CHALLENGE: Copy the data below exactly, omitting any picture it contains.

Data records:
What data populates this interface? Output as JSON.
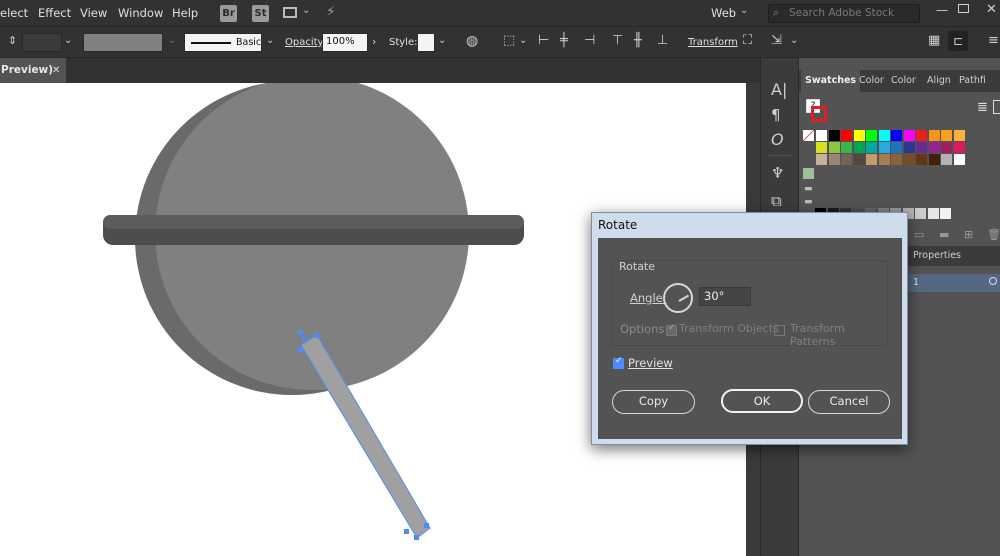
{
  "menubar": {
    "items": [
      "elect",
      "Effect",
      "View",
      "Window",
      "Help"
    ],
    "bridge_badge": "Br",
    "stock_badge": "St",
    "workspace": "Web",
    "search_placeholder": "Search Adobe Stock"
  },
  "controlbar": {
    "stroke_style": "Basic",
    "opacity_label": "Opacity:",
    "opacity_value": "100%",
    "style_label": "Style:",
    "transform_label": "Transform"
  },
  "document": {
    "tab_title": "Preview)",
    "close_symbol": "✕"
  },
  "panels": {
    "tabs": [
      "Swatches",
      "Color",
      "Color",
      "Align",
      "Pathfi"
    ],
    "layers_tab": "Properties",
    "layer_number": "1",
    "swatch_colors": [
      [
        "#ffffff",
        "#000000",
        "#ff0000",
        "#ffff00",
        "#00ff00",
        "#00ffff",
        "#0000ff",
        "#ff00ff",
        "#ed1c24",
        "#f7941d",
        "#f9a11b",
        "#fbb040"
      ],
      [
        "#d7df23",
        "#8dc63f",
        "#39b54a",
        "#00a651",
        "#00a99d",
        "#27aae1",
        "#1c75bc",
        "#2b3990",
        "#662d91",
        "#92278f",
        "#9e1f63",
        "#da1c5c"
      ],
      [
        "#c7b299",
        "#998675",
        "#736357",
        "#534741",
        "#c69c6d",
        "#a67c52",
        "#8c6239",
        "#754c24",
        "#603813",
        "#42210b",
        "#b3b3b3",
        "#ffffff"
      ],
      [
        "#000000",
        "#1a1a1a",
        "#333333",
        "#4d4d4d",
        "#666666",
        "#808080",
        "#999999",
        "#b3b3b3",
        "#cccccc",
        "#e6e6e6",
        "#f2f2f2"
      ],
      [
        "#27aae1",
        "#1c75bc",
        "#8dc63f",
        "#f7941d",
        "#ed1c24",
        "#ee2a7b",
        "#b3b3b3"
      ]
    ]
  },
  "dialog": {
    "title": "Rotate",
    "group_label": "Rotate",
    "angle_label": "Angle:",
    "angle_value": "30°",
    "options_label": "Options:",
    "transform_objects": "Transform Objects",
    "transform_patterns": "Transform Patterns",
    "preview_label": "Preview",
    "copy_button": "Copy",
    "ok_button": "OK",
    "cancel_button": "Cancel"
  },
  "colors": {
    "accent": "#4a8cff",
    "ui_dark": "#323232",
    "ui_mid": "#535353"
  }
}
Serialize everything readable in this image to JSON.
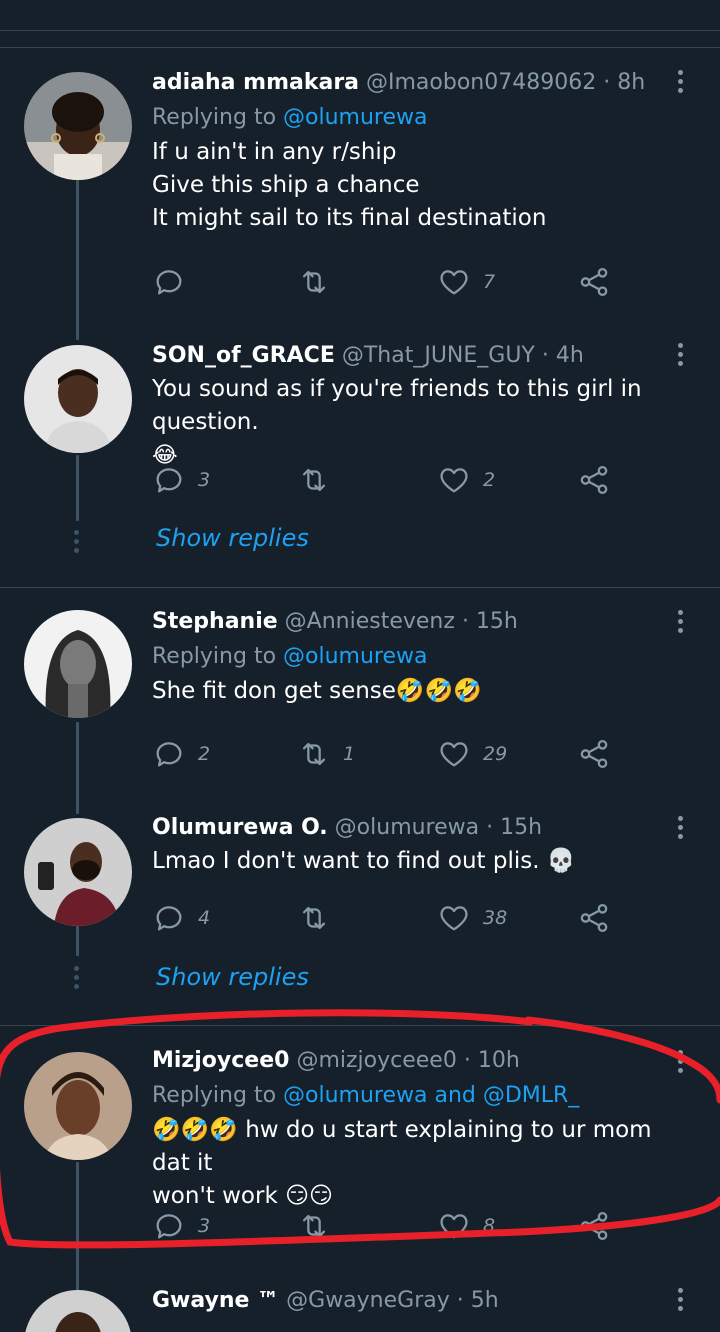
{
  "tweets": [
    {
      "name": "adiaha mmakara",
      "handle": "@Imaobon07489062",
      "time": "8h",
      "replying_prefix": "Replying to",
      "replying_to": "@olumurewa",
      "lines": [
        "If u ain't in any r/ship",
        "Give this ship a chance",
        "It might sail to its final destination"
      ],
      "reply_count": "",
      "retweet_count": "",
      "like_count": "7"
    },
    {
      "name": "SON_of_GRACE",
      "handle": "@That_JUNE_GUY",
      "time": "4h",
      "lines": [
        "You sound as if you're friends to this girl in question.",
        "😂"
      ],
      "reply_count": "3",
      "retweet_count": "",
      "like_count": "2"
    },
    {
      "name": "Stephanie",
      "handle": "@Anniestevenz",
      "time": "15h",
      "replying_prefix": "Replying to",
      "replying_to": "@olumurewa",
      "lines": [
        "She fit don get sense🤣🤣🤣"
      ],
      "reply_count": "2",
      "retweet_count": "1",
      "like_count": "29"
    },
    {
      "name": "Olumurewa O.",
      "handle": "@olumurewa",
      "time": "15h",
      "lines": [
        "Lmao I don't want to find out plis. 💀"
      ],
      "reply_count": "4",
      "retweet_count": "",
      "like_count": "38"
    },
    {
      "name": "Mizjoycee0",
      "handle": "@mizjoyceee0",
      "time": "10h",
      "replying_prefix": "Replying to",
      "replying_to": "@olumurewa and @DMLR_",
      "lines": [
        "🤣🤣🤣 hw do u start explaining to ur mom dat it",
        "won't work 😏😏"
      ],
      "reply_count": "3",
      "retweet_count": "",
      "like_count": "8"
    },
    {
      "name": "Gwayne ™",
      "handle": "@GwayneGray",
      "time": "5h"
    }
  ],
  "show_replies_label": "Show replies",
  "separator": "·",
  "colors": {
    "background": "#15202b",
    "link": "#1da1f2",
    "muted": "#8899a6",
    "annotation": "#e8202a"
  },
  "icons": [
    "reply-icon",
    "retweet-icon",
    "like-icon",
    "share-icon",
    "more-icon"
  ]
}
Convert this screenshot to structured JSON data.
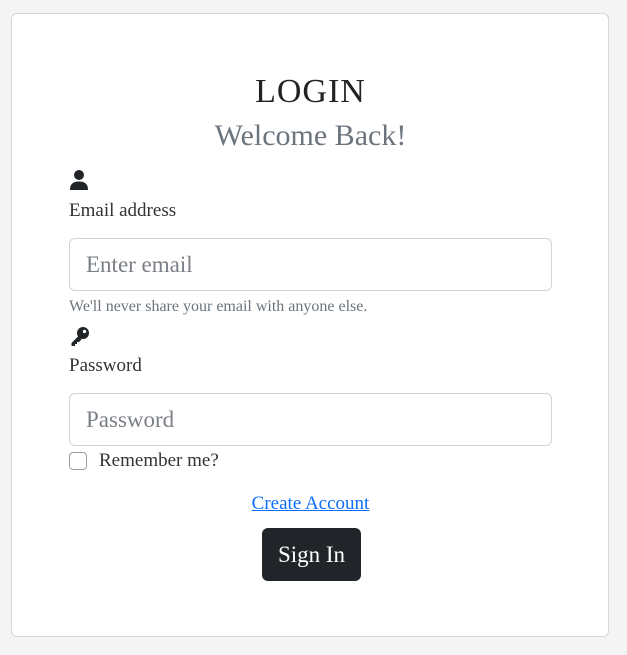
{
  "card": {
    "title": "LOGIN",
    "subtitle": "Welcome Back!"
  },
  "email": {
    "icon": "user-icon",
    "label": "Email address",
    "placeholder": "Enter email",
    "value": "",
    "help": "We'll never share your email with anyone else."
  },
  "password": {
    "icon": "key-icon",
    "label": "Password",
    "placeholder": "Password",
    "value": ""
  },
  "remember": {
    "label": "Remember me?",
    "checked": false
  },
  "create_account": {
    "label": "Create Account"
  },
  "sign_in": {
    "label": "Sign In"
  },
  "colors": {
    "link": "#0d6efd",
    "button_bg": "#212529",
    "muted_text": "#6c757d"
  }
}
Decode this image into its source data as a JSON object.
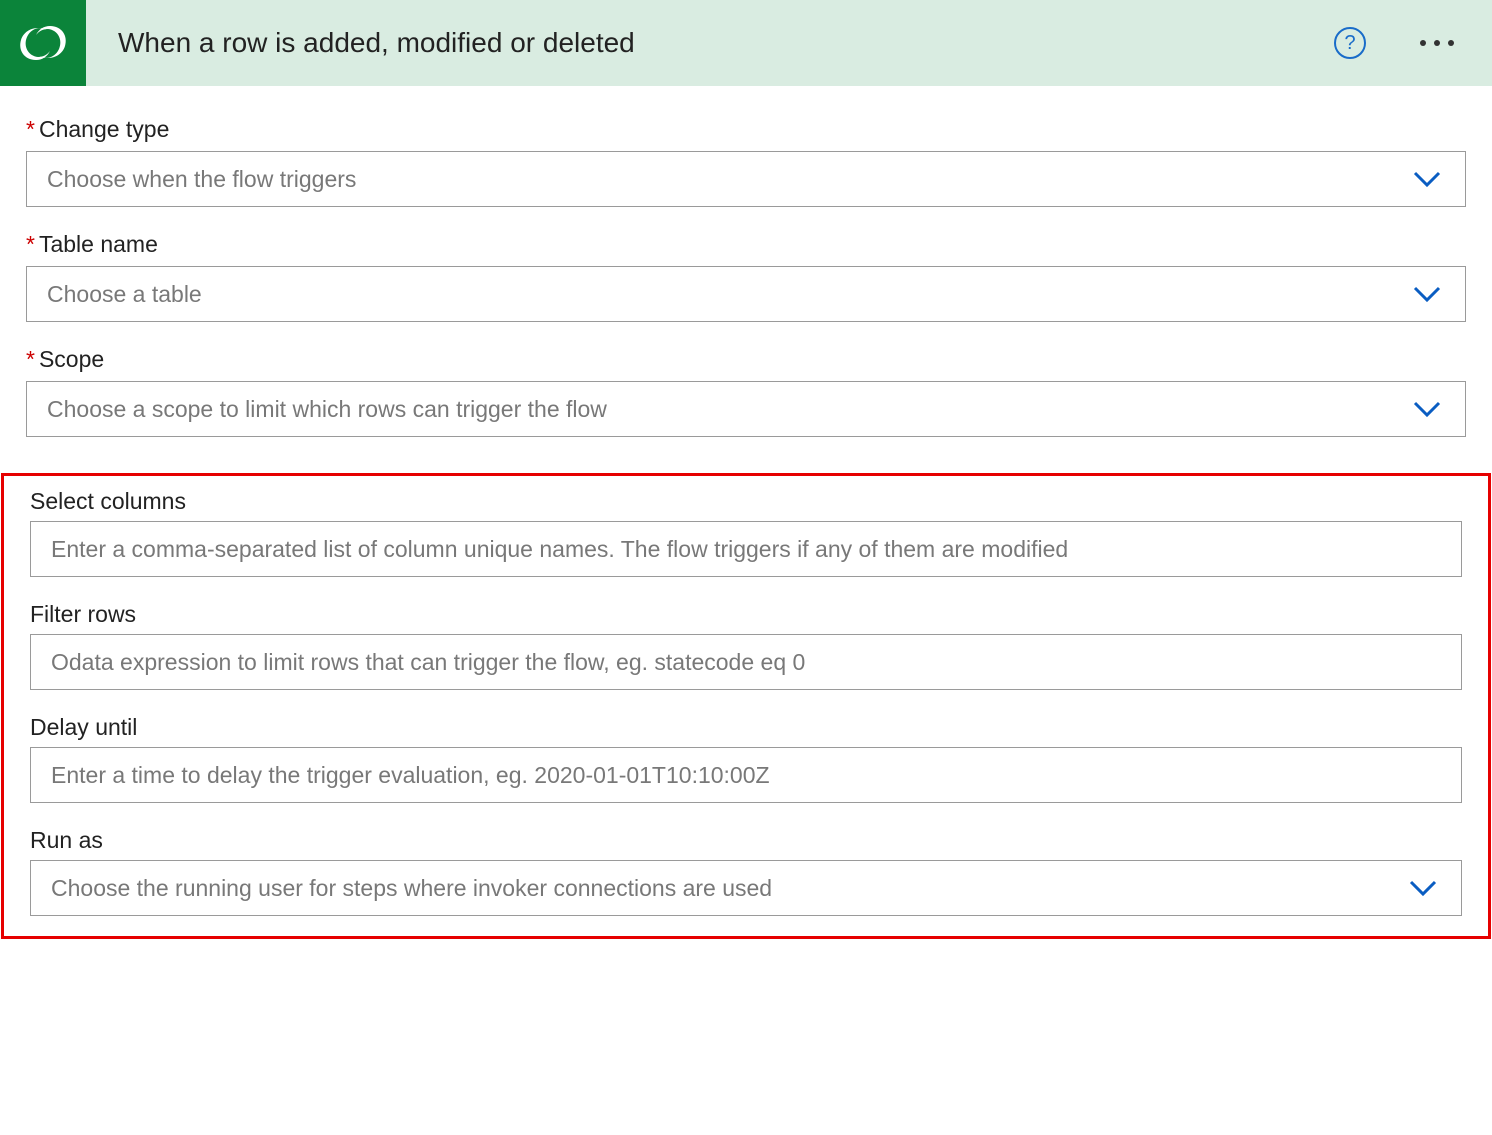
{
  "header": {
    "title": "When a row is added, modified or deleted",
    "help_icon": "?",
    "logo_color": "#0b843a"
  },
  "fields": {
    "change_type": {
      "label": "Change type",
      "required": true,
      "placeholder": "Choose when the flow triggers"
    },
    "table_name": {
      "label": "Table name",
      "required": true,
      "placeholder": "Choose a table"
    },
    "scope": {
      "label": "Scope",
      "required": true,
      "placeholder": "Choose a scope to limit which rows can trigger the flow"
    },
    "select_columns": {
      "label": "Select columns",
      "required": false,
      "placeholder": "Enter a comma-separated list of column unique names. The flow triggers if any of them are modified"
    },
    "filter_rows": {
      "label": "Filter rows",
      "required": false,
      "placeholder": "Odata expression to limit rows that can trigger the flow, eg. statecode eq 0"
    },
    "delay_until": {
      "label": "Delay until",
      "required": false,
      "placeholder": "Enter a time to delay the trigger evaluation, eg. 2020-01-01T10:10:00Z"
    },
    "run_as": {
      "label": "Run as",
      "required": false,
      "placeholder": "Choose the running user for steps where invoker connections are used"
    }
  },
  "required_marker": "*"
}
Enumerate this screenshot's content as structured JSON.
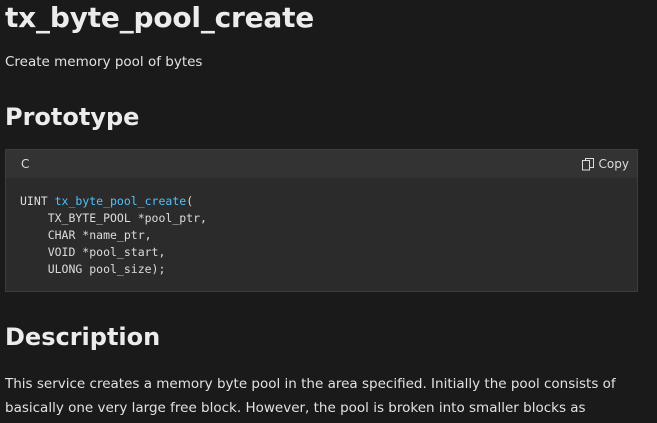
{
  "page": {
    "title": "tx_byte_pool_create",
    "subtitle": "Create memory pool of bytes"
  },
  "prototype": {
    "heading": "Prototype",
    "language": "C",
    "copy_label": "Copy",
    "copy_icon": "copy-icon",
    "code": {
      "return_type": "UINT ",
      "function_name": "tx_byte_pool_create",
      "open_paren": "(",
      "params": [
        "    TX_BYTE_POOL *pool_ptr,",
        "    CHAR *name_ptr,",
        "    VOID *pool_start,",
        "    ULONG pool_size);"
      ]
    },
    "colors": {
      "function_name": "#4fc1ff"
    }
  },
  "description": {
    "heading": "Description",
    "text": "This service creates a memory byte pool in the area specified. Initially the pool consists of basically one very large free block. However, the pool is broken into smaller blocks as allocations are made."
  }
}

EXERCISE RESPONSE:
What data populates this interface? Output as JSON.
{
  "menubar": {
    "items": [
      "elect",
      "Effect",
      "View",
      "Window",
      "Help"
    ],
    "bridge_badge": "Br",
    "stock_badge": "St",
    "workspace": "Web",
    "search_placeholder": "Search Adobe Stock"
  },
  "controlbar": {
    "stroke_style": "Basic",
    "opacity_label": "Opacity:",
    "opacity_value": "100%",
    "style_label": "Style:",
    "transform_label": "Transform"
  },
  "document": {
    "tab_title": "Preview)",
    "close_symbol": "✕"
  },
  "panels": {
    "tabs": [
      "Swatches",
      "Color",
      "Color",
      "Align",
      "Pathfi"
    ],
    "layers_tab": "Properties",
    "layer_number": "1",
    "swatch_colors": [
      [
        "#ffffff",
        "#000000",
        "#ff0000",
        "#ffff00",
        "#00ff00",
        "#00ffff",
        "#0000ff",
        "#ff00ff",
        "#ed1c24",
        "#f7941d",
        "#f9a11b",
        "#fbb040"
      ],
      [
        "#d7df23",
        "#8dc63f",
        "#39b54a",
        "#00a651",
        "#00a99d",
        "#27aae1",
        "#1c75bc",
        "#2b3990",
        "#662d91",
        "#92278f",
        "#9e1f63",
        "#da1c5c"
      ],
      [
        "#c7b299",
        "#998675",
        "#736357",
        "#534741",
        "#c69c6d",
        "#a67c52",
        "#8c6239",
        "#754c24",
        "#603813",
        "#42210b",
        "#b3b3b3",
        "#ffffff"
      ],
      [
        "#000000",
        "#1a1a1a",
        "#333333",
        "#4d4d4d",
        "#666666",
        "#808080",
        "#999999",
        "#b3b3b3",
        "#cccccc",
        "#e6e6e6",
        "#f2f2f2"
      ],
      [
        "#27aae1",
        "#1c75bc",
        "#8dc63f",
        "#f7941d",
        "#ed1c24",
        "#ee2a7b",
        "#b3b3b3"
      ]
    ]
  },
  "dialog": {
    "title": "Rotate",
    "group_label": "Rotate",
    "angle_label": "Angle:",
    "angle_value": "30°",
    "options_label": "Options:",
    "transform_objects": "Transform Objects",
    "transform_patterns": "Transform Patterns",
    "preview_label": "Preview",
    "copy_button": "Copy",
    "ok_button": "OK",
    "cancel_button": "Cancel"
  },
  "colors": {
    "accent": "#4a8cff",
    "ui_dark": "#323232",
    "ui_mid": "#535353"
  }
}
Serialize everything readable in this image to JSON.
{
  "tweets": [
    {
      "name": "adiaha mmakara",
      "handle": "@Imaobon07489062",
      "time": "8h",
      "replying_prefix": "Replying to",
      "replying_to": "@olumurewa",
      "lines": [
        "If u ain't in any r/ship",
        "Give this ship a chance",
        "It might sail to its final destination"
      ],
      "reply_count": "",
      "retweet_count": "",
      "like_count": "7"
    },
    {
      "name": "SON_of_GRACE",
      "handle": "@That_JUNE_GUY",
      "time": "4h",
      "lines": [
        "You sound as if you're friends to this girl in question.",
        "😂"
      ],
      "reply_count": "3",
      "retweet_count": "",
      "like_count": "2"
    },
    {
      "name": "Stephanie",
      "handle": "@Anniestevenz",
      "time": "15h",
      "replying_prefix": "Replying to",
      "replying_to": "@olumurewa",
      "lines": [
        "She fit don get sense🤣🤣🤣"
      ],
      "reply_count": "2",
      "retweet_count": "1",
      "like_count": "29"
    },
    {
      "name": "Olumurewa O.",
      "handle": "@olumurewa",
      "time": "15h",
      "lines": [
        "Lmao I don't want to find out plis. 💀"
      ],
      "reply_count": "4",
      "retweet_count": "",
      "like_count": "38"
    },
    {
      "name": "Mizjoycee0",
      "handle": "@mizjoyceee0",
      "time": "10h",
      "replying_prefix": "Replying to",
      "replying_to": "@olumurewa and @DMLR_",
      "lines": [
        "🤣🤣🤣 hw do u start explaining to ur mom dat it",
        "won't work 😏😏"
      ],
      "reply_count": "3",
      "retweet_count": "",
      "like_count": "8"
    },
    {
      "name": "Gwayne ™",
      "handle": "@GwayneGray",
      "time": "5h"
    }
  ],
  "show_replies_label": "Show replies",
  "separator": "·",
  "colors": {
    "background": "#15202b",
    "link": "#1da1f2",
    "muted": "#8899a6",
    "annotation": "#e8202a"
  },
  "icons": [
    "reply-icon",
    "retweet-icon",
    "like-icon",
    "share-icon",
    "more-icon"
  ]
}
Convert this screenshot to structured JSON data.
{
  "card": {
    "title": "LOGIN",
    "subtitle": "Welcome Back!"
  },
  "email": {
    "icon": "user-icon",
    "label": "Email address",
    "placeholder": "Enter email",
    "value": "",
    "help": "We'll never share your email with anyone else."
  },
  "password": {
    "icon": "key-icon",
    "label": "Password",
    "placeholder": "Password",
    "value": ""
  },
  "remember": {
    "label": "Remember me?",
    "checked": false
  },
  "create_account": {
    "label": "Create Account"
  },
  "sign_in": {
    "label": "Sign In"
  },
  "colors": {
    "link": "#0d6efd",
    "button_bg": "#212529",
    "muted_text": "#6c757d"
  }
}
Decode this image into its source data as a JSON object.
{
  "header": {
    "title": "When a row is added, modified or deleted",
    "help_icon": "?",
    "logo_color": "#0b843a"
  },
  "fields": {
    "change_type": {
      "label": "Change type",
      "required": true,
      "placeholder": "Choose when the flow triggers"
    },
    "table_name": {
      "label": "Table name",
      "required": true,
      "placeholder": "Choose a table"
    },
    "scope": {
      "label": "Scope",
      "required": true,
      "placeholder": "Choose a scope to limit which rows can trigger the flow"
    },
    "select_columns": {
      "label": "Select columns",
      "required": false,
      "placeholder": "Enter a comma-separated list of column unique names. The flow triggers if any of them are modified"
    },
    "filter_rows": {
      "label": "Filter rows",
      "required": false,
      "placeholder": "Odata expression to limit rows that can trigger the flow, eg. statecode eq 0"
    },
    "delay_until": {
      "label": "Delay until",
      "required": false,
      "placeholder": "Enter a time to delay the trigger evaluation, eg. 2020-01-01T10:10:00Z"
    },
    "run_as": {
      "label": "Run as",
      "required": false,
      "placeholder": "Choose the running user for steps where invoker connections are used"
    }
  },
  "required_marker": "*"
}
Enumerate this screenshot's content as structured JSON.
{
  "page": {
    "title": "tx_byte_pool_create",
    "subtitle": "Create memory pool of bytes"
  },
  "prototype": {
    "heading": "Prototype",
    "language": "C",
    "copy_label": "Copy",
    "copy_icon": "copy-icon",
    "code": {
      "return_type": "UINT ",
      "function_name": "tx_byte_pool_create",
      "open_paren": "(",
      "params": [
        "    TX_BYTE_POOL *pool_ptr,",
        "    CHAR *name_ptr,",
        "    VOID *pool_start,",
        "    ULONG pool_size);"
      ]
    },
    "colors": {
      "function_name": "#4fc1ff"
    }
  },
  "description": {
    "heading": "Description",
    "text": "This service creates a memory byte pool in the area specified. Initially the pool consists of basically one very large free block. However, the pool is broken into smaller blocks as allocations are made."
  }
}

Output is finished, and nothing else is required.